--- TASK DESCRIPTION ---
Report the number of lines that hold the string "pogu". Leave out any other text.

* Start INFORMATION SHOWN *

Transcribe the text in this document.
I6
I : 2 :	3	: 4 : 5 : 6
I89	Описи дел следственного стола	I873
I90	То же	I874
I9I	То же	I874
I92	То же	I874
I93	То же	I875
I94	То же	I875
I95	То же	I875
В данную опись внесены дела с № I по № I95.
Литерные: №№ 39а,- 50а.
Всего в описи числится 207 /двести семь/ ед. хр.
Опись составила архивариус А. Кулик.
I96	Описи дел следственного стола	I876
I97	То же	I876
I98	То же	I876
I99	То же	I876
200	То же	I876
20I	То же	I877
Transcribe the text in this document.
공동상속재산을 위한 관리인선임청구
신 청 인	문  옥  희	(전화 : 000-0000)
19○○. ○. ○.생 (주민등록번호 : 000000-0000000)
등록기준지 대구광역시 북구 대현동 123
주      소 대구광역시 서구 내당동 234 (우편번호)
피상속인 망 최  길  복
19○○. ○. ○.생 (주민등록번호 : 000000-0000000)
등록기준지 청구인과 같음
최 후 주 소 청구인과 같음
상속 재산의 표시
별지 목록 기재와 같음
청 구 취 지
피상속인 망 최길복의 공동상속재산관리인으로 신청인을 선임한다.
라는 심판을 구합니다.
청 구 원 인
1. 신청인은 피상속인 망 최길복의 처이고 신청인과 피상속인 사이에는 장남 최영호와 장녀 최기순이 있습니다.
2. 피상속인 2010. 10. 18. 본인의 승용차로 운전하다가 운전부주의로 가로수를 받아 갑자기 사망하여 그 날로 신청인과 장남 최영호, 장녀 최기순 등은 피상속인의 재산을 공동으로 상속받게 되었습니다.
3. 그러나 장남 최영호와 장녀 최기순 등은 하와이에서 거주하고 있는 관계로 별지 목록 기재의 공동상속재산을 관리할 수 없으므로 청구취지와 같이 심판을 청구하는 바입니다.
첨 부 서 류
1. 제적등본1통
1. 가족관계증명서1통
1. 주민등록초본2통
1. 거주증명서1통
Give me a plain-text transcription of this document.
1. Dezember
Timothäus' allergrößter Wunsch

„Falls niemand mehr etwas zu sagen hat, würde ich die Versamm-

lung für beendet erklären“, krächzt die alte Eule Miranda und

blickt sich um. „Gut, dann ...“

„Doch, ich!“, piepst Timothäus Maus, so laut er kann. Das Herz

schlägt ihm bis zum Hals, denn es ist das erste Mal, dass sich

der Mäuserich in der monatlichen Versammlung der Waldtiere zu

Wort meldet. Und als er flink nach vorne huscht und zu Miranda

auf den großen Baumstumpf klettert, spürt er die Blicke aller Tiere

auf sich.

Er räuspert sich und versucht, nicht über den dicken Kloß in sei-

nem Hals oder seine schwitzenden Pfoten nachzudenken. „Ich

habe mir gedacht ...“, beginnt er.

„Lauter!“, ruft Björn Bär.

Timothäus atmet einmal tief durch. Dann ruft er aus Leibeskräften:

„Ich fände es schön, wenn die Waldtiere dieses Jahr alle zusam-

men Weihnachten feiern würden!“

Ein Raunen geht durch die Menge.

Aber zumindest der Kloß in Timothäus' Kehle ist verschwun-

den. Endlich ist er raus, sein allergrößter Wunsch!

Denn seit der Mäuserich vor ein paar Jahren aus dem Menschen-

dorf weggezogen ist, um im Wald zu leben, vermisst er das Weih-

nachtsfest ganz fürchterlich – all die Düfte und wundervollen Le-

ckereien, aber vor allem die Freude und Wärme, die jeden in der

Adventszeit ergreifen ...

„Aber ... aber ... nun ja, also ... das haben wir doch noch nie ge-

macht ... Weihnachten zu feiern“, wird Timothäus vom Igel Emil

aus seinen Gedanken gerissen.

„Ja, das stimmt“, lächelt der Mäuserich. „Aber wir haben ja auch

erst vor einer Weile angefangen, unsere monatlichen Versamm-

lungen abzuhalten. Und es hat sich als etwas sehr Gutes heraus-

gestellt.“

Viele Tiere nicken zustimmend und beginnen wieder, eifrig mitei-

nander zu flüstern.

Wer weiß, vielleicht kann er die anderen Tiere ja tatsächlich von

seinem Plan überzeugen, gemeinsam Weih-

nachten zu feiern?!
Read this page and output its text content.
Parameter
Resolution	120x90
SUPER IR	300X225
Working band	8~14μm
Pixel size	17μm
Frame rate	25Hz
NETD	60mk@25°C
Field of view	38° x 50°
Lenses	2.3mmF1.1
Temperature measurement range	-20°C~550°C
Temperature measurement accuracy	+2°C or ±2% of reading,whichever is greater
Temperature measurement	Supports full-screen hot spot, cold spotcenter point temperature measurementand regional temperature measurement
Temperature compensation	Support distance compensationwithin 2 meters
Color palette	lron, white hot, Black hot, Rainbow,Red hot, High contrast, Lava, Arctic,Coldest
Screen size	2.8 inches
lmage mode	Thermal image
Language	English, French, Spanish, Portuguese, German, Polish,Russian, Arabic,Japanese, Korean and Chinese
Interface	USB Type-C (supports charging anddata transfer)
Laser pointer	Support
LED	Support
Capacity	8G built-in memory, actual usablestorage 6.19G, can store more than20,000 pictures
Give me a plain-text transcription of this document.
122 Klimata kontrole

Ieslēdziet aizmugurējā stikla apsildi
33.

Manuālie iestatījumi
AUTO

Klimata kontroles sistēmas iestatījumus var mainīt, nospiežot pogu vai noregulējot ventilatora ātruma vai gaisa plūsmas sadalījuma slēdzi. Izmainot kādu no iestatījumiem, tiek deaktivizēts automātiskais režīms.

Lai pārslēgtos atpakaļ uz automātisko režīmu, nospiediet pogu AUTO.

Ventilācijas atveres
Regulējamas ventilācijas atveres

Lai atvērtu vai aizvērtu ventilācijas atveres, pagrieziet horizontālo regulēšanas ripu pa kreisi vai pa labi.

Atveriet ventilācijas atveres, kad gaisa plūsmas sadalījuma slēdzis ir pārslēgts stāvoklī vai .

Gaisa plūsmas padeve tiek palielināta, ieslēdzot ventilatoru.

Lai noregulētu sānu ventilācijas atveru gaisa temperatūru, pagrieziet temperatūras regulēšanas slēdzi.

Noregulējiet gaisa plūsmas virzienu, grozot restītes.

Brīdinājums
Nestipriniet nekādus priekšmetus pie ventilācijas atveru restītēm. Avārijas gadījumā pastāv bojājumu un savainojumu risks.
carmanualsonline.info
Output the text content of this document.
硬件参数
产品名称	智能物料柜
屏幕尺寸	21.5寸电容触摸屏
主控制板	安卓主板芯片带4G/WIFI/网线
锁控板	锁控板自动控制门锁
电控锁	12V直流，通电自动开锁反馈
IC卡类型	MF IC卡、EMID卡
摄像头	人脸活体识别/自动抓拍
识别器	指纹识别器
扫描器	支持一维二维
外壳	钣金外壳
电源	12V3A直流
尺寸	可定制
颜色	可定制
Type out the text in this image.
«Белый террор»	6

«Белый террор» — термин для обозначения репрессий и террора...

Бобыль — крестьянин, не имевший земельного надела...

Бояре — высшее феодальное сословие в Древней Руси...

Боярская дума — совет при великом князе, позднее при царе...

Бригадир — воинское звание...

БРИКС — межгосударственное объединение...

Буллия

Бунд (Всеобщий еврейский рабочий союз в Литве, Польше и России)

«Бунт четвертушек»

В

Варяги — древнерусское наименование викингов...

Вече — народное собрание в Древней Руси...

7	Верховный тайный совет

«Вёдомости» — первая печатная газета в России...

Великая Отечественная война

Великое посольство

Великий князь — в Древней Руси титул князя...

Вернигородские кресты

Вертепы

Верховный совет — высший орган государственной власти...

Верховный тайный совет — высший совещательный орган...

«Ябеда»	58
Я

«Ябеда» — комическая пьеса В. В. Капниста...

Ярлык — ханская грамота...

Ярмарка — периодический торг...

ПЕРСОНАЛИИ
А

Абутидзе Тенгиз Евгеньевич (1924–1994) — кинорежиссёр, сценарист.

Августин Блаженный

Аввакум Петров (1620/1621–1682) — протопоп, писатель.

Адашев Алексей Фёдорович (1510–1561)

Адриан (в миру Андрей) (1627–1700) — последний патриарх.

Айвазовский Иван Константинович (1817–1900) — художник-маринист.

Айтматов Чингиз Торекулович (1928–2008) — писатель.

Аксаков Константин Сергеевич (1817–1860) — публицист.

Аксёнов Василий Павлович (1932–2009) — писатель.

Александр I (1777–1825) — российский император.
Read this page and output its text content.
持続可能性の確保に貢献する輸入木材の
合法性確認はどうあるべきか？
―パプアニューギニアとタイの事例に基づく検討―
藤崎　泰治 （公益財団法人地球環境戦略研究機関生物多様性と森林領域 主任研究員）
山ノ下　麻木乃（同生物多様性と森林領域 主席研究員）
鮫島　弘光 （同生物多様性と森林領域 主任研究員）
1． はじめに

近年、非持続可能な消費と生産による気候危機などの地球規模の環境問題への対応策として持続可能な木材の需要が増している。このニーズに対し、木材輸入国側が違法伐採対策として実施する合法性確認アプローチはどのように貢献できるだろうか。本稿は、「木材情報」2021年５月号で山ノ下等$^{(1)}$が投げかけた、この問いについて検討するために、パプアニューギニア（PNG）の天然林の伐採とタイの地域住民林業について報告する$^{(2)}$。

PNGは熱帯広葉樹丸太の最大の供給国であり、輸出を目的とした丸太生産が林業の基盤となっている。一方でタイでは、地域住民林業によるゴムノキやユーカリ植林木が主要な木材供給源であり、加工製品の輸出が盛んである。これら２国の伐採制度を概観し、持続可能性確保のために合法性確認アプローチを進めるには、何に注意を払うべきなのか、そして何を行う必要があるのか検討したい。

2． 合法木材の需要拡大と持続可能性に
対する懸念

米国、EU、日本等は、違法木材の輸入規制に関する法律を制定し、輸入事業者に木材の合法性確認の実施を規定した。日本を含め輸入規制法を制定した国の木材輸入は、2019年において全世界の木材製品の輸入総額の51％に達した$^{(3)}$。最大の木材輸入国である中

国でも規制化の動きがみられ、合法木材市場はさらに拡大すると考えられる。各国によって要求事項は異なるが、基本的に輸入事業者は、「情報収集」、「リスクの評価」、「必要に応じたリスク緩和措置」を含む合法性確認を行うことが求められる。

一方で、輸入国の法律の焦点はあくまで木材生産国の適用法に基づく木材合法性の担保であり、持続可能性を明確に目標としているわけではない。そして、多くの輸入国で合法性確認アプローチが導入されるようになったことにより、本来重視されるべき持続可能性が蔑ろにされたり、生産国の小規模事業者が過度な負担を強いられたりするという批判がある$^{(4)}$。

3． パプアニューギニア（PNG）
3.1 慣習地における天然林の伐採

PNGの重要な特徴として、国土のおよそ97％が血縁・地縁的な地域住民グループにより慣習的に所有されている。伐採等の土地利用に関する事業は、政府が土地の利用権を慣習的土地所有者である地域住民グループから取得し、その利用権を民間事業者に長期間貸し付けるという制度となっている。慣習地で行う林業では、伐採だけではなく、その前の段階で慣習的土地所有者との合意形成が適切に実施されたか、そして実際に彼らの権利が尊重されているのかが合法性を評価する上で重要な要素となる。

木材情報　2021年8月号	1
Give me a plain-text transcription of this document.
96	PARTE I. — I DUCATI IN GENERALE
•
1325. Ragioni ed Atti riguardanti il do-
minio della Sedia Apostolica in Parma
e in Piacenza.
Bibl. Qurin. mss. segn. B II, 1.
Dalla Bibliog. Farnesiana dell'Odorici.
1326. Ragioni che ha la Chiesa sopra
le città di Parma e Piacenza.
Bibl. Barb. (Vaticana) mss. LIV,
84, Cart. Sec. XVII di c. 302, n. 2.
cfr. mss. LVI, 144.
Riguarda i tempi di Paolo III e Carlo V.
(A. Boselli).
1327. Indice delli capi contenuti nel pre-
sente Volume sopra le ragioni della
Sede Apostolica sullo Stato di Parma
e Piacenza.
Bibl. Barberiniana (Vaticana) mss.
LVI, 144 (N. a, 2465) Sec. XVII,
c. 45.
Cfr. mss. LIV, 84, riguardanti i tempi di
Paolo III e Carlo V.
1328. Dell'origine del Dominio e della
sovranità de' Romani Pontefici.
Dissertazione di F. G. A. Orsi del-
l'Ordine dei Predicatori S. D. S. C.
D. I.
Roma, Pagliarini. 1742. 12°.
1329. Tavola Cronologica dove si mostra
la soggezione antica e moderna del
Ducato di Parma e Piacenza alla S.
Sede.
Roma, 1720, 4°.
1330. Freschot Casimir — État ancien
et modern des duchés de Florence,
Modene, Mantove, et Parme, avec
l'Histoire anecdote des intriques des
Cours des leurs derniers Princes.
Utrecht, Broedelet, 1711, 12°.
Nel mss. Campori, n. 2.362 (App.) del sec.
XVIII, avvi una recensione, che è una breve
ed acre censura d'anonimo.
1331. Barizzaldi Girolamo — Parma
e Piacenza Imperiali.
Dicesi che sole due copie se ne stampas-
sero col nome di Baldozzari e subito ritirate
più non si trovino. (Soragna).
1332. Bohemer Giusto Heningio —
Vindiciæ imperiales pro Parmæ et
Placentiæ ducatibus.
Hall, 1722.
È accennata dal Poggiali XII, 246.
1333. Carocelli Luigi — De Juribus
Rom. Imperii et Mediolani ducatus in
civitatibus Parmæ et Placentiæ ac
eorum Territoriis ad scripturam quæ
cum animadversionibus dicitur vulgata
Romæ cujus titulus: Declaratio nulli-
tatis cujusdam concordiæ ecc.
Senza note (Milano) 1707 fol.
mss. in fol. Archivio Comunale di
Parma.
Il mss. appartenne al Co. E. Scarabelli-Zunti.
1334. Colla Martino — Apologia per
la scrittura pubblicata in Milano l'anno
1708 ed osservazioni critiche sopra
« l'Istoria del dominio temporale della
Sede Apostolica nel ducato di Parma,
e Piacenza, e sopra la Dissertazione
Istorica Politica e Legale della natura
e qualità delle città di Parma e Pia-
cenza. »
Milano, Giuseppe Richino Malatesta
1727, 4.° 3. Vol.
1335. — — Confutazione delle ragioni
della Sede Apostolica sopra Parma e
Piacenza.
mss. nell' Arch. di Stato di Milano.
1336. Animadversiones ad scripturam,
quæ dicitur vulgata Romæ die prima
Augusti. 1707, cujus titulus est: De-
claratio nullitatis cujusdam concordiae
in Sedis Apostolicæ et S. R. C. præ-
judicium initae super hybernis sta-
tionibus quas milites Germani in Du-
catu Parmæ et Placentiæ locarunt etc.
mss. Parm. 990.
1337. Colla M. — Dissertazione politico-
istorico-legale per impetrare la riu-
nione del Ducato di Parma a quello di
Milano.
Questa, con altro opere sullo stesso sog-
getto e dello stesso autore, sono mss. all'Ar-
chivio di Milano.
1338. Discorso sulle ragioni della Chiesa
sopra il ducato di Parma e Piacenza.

* End INFORMATION SHOWN *

--- SOLUTION TO THIS PROBLEM ---
2